• Given records:
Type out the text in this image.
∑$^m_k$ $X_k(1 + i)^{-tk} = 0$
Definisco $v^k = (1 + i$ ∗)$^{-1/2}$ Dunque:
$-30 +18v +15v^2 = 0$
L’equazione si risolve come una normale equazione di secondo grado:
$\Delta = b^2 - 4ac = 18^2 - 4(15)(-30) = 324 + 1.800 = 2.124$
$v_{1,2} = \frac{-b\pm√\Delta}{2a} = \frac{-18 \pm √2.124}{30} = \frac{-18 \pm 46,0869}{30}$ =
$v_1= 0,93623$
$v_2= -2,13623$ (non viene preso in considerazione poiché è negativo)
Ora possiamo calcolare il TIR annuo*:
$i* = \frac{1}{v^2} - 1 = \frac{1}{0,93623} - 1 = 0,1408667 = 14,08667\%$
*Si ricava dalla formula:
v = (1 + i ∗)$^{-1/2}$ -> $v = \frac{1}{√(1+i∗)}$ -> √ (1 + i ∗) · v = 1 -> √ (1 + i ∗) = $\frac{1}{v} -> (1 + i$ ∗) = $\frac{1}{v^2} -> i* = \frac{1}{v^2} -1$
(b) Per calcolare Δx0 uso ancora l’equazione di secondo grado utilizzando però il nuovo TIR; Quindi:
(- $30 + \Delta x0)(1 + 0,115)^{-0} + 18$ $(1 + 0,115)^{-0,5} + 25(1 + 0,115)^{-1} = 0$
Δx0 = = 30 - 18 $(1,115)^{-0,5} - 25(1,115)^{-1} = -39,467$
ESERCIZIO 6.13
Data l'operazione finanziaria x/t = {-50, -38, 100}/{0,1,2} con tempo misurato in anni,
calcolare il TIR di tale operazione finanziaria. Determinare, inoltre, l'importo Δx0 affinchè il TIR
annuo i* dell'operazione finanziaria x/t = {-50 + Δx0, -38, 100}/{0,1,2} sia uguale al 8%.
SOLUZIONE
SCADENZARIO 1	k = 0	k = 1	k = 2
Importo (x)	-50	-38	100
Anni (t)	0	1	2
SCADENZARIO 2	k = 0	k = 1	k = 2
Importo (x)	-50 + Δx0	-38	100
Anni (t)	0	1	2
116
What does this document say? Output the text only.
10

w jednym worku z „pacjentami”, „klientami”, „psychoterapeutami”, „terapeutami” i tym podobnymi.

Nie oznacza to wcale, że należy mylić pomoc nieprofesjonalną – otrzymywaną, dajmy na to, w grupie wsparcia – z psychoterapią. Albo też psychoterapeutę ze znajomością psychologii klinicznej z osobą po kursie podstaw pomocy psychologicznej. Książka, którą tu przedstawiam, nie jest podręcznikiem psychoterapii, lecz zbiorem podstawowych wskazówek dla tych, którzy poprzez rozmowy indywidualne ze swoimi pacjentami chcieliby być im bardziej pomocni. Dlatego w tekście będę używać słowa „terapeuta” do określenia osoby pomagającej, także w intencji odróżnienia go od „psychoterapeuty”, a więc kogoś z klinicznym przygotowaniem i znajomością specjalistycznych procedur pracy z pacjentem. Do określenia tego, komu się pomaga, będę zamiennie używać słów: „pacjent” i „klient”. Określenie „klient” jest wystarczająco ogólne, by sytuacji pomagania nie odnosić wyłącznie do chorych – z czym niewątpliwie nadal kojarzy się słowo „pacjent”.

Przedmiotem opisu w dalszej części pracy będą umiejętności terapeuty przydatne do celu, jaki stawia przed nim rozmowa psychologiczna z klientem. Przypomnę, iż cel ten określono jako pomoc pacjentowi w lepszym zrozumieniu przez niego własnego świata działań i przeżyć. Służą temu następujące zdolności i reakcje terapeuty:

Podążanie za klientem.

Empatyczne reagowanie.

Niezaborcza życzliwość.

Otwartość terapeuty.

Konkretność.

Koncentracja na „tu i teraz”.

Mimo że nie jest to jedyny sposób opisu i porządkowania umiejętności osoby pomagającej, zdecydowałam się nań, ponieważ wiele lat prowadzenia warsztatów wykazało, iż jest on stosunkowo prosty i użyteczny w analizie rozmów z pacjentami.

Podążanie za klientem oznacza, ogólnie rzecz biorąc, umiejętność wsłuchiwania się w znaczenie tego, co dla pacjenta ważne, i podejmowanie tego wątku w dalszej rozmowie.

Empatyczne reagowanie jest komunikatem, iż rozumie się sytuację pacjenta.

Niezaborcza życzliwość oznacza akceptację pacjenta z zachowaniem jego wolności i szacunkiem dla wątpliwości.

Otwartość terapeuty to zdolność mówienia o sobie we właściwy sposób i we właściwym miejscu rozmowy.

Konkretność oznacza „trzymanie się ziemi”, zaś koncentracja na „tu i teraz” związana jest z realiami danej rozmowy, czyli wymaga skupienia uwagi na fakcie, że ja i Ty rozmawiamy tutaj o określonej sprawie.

• Problem description: The full set of records should be duplicated exactly.

• Expected output:
Type out the text in this image.
∑$^m_k$ $X_k(1 + i)^{-tk} = 0$
Definisco $v^k = (1 + i$ ∗)$^{-1/2}$ Dunque:
$-30 +18v +15v^2 = 0$
L’equazione si risolve come una normale equazione di secondo grado:
$\Delta = b^2 - 4ac = 18^2 - 4(15)(-30) = 324 + 1.800 = 2.124$
$v_{1,2} = \frac{-b\pm√\Delta}{2a} = \frac{-18 \pm √2.124}{30} = \frac{-18 \pm 46,0869}{30}$ =
$v_1= 0,93623$
$v_2= -2,13623$ (non viene preso in considerazione poiché è negativo)
Ora possiamo calcolare il TIR annuo*:
$i* = \frac{1}{v^2} - 1 = \frac{1}{0,93623} - 1 = 0,1408667 = 14,08667\%$
*Si ricava dalla formula:
v = (1 + i ∗)$^{-1/2}$ -> $v = \frac{1}{√(1+i∗)}$ -> √ (1 + i ∗) · v = 1 -> √ (1 + i ∗) = $\frac{1}{v} -> (1 + i$ ∗) = $\frac{1}{v^2} -> i* = \frac{1}{v^2} -1$
(b) Per calcolare Δx0 uso ancora l’equazione di secondo grado utilizzando però il nuovo TIR; Quindi:
(- $30 + \Delta x0)(1 + 0,115)^{-0} + 18$ $(1 + 0,115)^{-0,5} + 25(1 + 0,115)^{-1} = 0$
Δx0 = = 30 - 18 $(1,115)^{-0,5} - 25(1,115)^{-1} = -39,467$
ESERCIZIO 6.13
Data l'operazione finanziaria x/t = {-50, -38, 100}/{0,1,2} con tempo misurato in anni,
calcolare il TIR di tale operazione finanziaria. Determinare, inoltre, l'importo Δx0 affinchè il TIR
annuo i* dell'operazione finanziaria x/t = {-50 + Δx0, -38, 100}/{0,1,2} sia uguale al 8%.
SOLUZIONE
SCADENZARIO 1	k = 0	k = 1	k = 2
Importo (x)	-50	-38	100
Anni (t)	0	1	2
SCADENZARIO 2	k = 0	k = 1	k = 2
Importo (x)	-50 + Δx0	-38	100
Anni (t)	0	1	2
116
What does this document say? Output the text only.
10

w jednym worku z „pacjentami”, „klientami”, „psychoterapeutami”, „terapeutami” i tym podobnymi.

Nie oznacza to wcale, że należy mylić pomoc nieprofesjonalną – otrzymywaną, dajmy na to, w grupie wsparcia – z psychoterapią. Albo też psychoterapeutę ze znajomością psychologii klinicznej z osobą po kursie podstaw pomocy psychologicznej. Książka, którą tu przedstawiam, nie jest podręcznikiem psychoterapii, lecz zbiorem podstawowych wskazówek dla tych, którzy poprzez rozmowy indywidualne ze swoimi pacjentami chcieliby być im bardziej pomocni. Dlatego w tekście będę używać słowa „terapeuta” do określenia osoby pomagającej, także w intencji odróżnienia go od „psychoterapeuty”, a więc kogoś z klinicznym przygotowaniem i znajomością specjalistycznych procedur pracy z pacjentem. Do określenia tego, komu się pomaga, będę zamiennie używać słów: „pacjent” i „klient”. Określenie „klient” jest wystarczająco ogólne, by sytuacji pomagania nie odnosić wyłącznie do chorych – z czym niewątpliwie nadal kojarzy się słowo „pacjent”.

Przedmiotem opisu w dalszej części pracy będą umiejętności terapeuty przydatne do celu, jaki stawia przed nim rozmowa psychologiczna z klientem. Przypomnę, iż cel ten określono jako pomoc pacjentowi w lepszym zrozumieniu przez niego własnego świata działań i przeżyć. Służą temu następujące zdolności i reakcje terapeuty:

Podążanie za klientem.

Empatyczne reagowanie.

Niezaborcza życzliwość.

Otwartość terapeuty.

Konkretność.

Koncentracja na „tu i teraz”.

Mimo że nie jest to jedyny sposób opisu i porządkowania umiejętności osoby pomagającej, zdecydowałam się nań, ponieważ wiele lat prowadzenia warsztatów wykazało, iż jest on stosunkowo prosty i użyteczny w analizie rozmów z pacjentami.

Podążanie za klientem oznacza, ogólnie rzecz biorąc, umiejętność wsłuchiwania się w znaczenie tego, co dla pacjenta ważne, i podejmowanie tego wątku w dalszej rozmowie.

Empatyczne reagowanie jest komunikatem, iż rozumie się sytuację pacjenta.

Niezaborcza życzliwość oznacza akceptację pacjenta z zachowaniem jego wolności i szacunkiem dla wątpliwości.

Otwartość terapeuty to zdolność mówienia o sobie we właściwy sposób i we właściwym miejscu rozmowy.

Konkretność oznacza „trzymanie się ziemi”, zaś koncentracja na „tu i teraz” związana jest z realiami danej rozmowy, czyli wymaga skupienia uwagi na fakcie, że ja i Ty rozmawiamy tutaj o określonej sprawie.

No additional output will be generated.